Given exercise: Collect each line holding the string "demo".

[Records from a collection]
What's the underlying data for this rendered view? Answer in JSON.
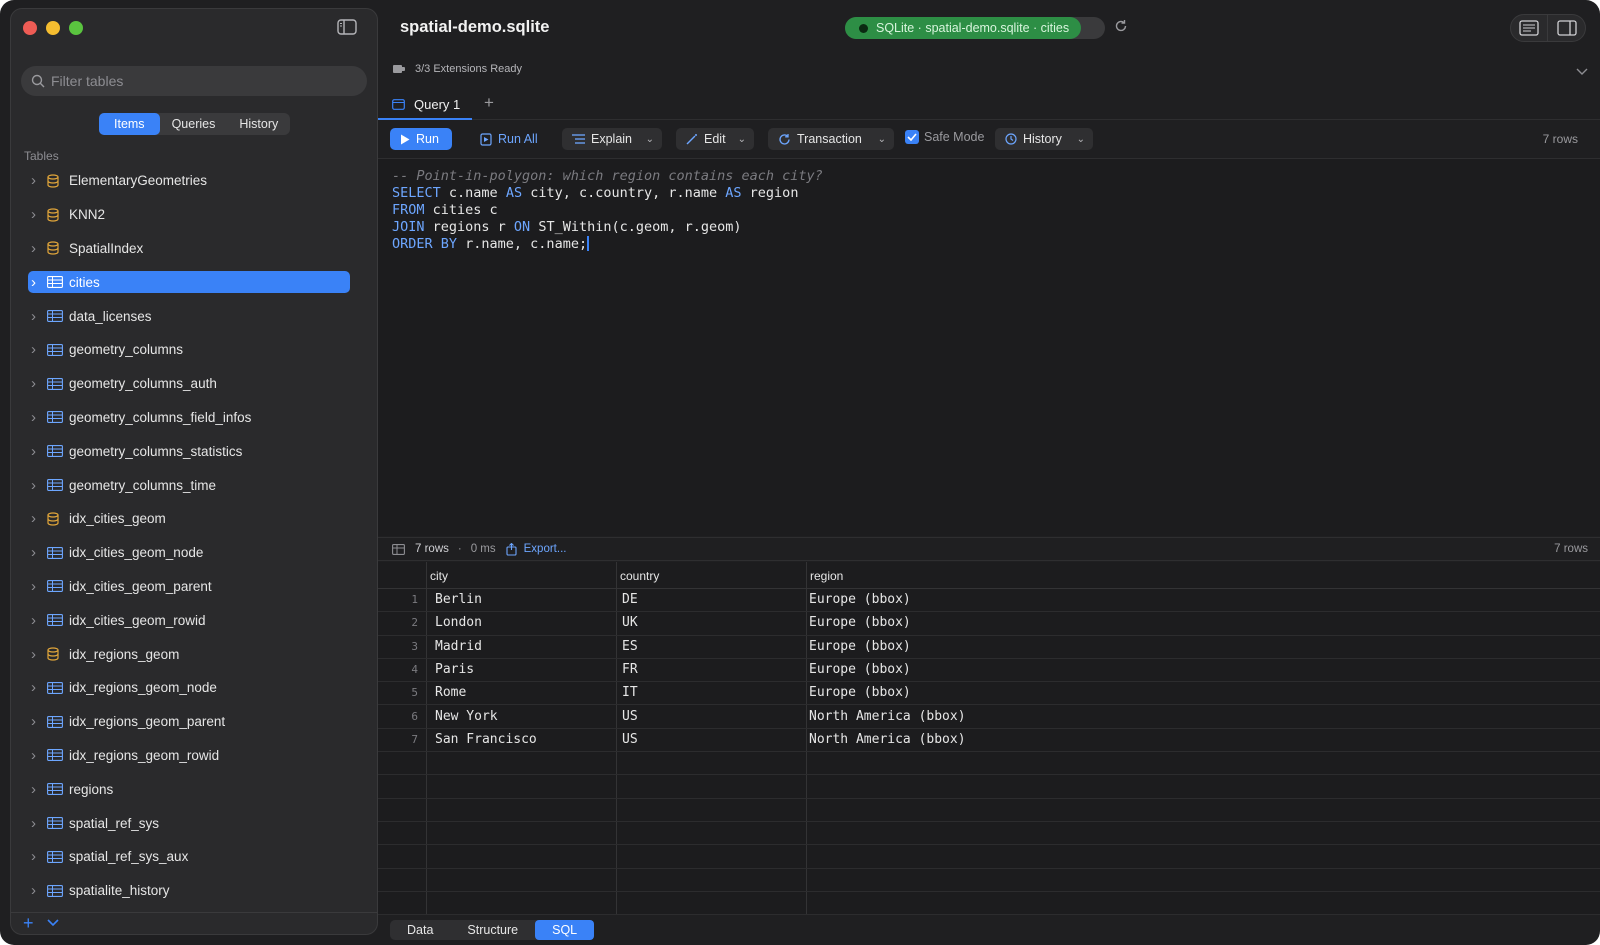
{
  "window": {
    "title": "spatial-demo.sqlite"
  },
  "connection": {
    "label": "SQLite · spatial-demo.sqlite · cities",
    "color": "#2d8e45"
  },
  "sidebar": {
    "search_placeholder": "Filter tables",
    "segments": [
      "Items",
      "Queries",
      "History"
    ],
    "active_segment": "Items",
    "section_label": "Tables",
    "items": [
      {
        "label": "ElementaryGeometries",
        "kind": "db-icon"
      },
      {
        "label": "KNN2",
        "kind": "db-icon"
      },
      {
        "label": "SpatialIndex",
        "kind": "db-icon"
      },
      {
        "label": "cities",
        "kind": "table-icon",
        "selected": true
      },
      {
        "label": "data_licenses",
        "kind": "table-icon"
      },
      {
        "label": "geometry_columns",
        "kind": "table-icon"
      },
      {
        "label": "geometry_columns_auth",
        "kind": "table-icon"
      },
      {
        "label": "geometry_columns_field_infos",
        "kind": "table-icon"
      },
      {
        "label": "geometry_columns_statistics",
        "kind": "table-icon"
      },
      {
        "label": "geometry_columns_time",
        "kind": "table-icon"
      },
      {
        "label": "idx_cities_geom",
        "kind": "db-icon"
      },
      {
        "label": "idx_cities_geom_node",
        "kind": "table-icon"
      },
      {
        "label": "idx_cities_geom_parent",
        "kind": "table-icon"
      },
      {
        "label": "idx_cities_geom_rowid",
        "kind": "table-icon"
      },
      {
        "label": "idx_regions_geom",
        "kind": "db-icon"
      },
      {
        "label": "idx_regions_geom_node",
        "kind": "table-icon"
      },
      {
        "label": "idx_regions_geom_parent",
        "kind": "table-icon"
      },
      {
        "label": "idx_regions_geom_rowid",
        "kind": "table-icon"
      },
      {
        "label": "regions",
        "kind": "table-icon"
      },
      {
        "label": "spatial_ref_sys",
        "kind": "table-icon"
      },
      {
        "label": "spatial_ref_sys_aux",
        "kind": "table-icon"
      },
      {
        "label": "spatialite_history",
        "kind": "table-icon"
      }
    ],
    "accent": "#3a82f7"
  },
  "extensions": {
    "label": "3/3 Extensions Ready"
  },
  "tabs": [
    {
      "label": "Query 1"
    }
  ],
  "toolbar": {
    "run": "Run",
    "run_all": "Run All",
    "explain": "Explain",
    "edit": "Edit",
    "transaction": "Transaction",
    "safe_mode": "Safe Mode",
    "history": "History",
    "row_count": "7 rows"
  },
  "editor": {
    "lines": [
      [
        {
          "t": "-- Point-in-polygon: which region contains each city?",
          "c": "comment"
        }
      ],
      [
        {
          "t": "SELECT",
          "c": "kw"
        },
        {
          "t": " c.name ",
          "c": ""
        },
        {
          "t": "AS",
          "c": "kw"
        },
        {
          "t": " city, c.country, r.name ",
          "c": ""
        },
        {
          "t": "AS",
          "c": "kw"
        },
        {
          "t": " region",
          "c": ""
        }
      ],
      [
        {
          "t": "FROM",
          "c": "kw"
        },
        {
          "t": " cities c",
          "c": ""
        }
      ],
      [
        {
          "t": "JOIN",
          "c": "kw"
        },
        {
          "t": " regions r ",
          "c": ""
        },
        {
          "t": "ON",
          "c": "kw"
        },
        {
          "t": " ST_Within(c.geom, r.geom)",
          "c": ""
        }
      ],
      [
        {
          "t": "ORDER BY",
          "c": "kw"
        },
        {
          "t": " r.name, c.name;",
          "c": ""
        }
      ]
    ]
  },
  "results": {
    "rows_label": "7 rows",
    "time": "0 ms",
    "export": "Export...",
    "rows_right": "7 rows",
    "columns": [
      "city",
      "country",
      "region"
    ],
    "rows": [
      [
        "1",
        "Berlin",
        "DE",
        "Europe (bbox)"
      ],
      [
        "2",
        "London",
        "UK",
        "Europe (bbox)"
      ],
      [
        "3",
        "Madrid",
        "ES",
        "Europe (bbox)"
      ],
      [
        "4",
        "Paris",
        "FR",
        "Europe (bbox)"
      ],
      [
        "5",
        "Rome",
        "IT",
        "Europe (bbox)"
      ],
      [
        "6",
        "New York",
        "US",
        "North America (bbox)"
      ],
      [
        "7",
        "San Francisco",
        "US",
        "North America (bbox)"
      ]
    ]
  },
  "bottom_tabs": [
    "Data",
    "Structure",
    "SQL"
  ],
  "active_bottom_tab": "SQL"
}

Answer for this exercise:
    "title": "spatial-demo.sqlite"
    "label": "SQLite · spatial-demo.sqlite · cities",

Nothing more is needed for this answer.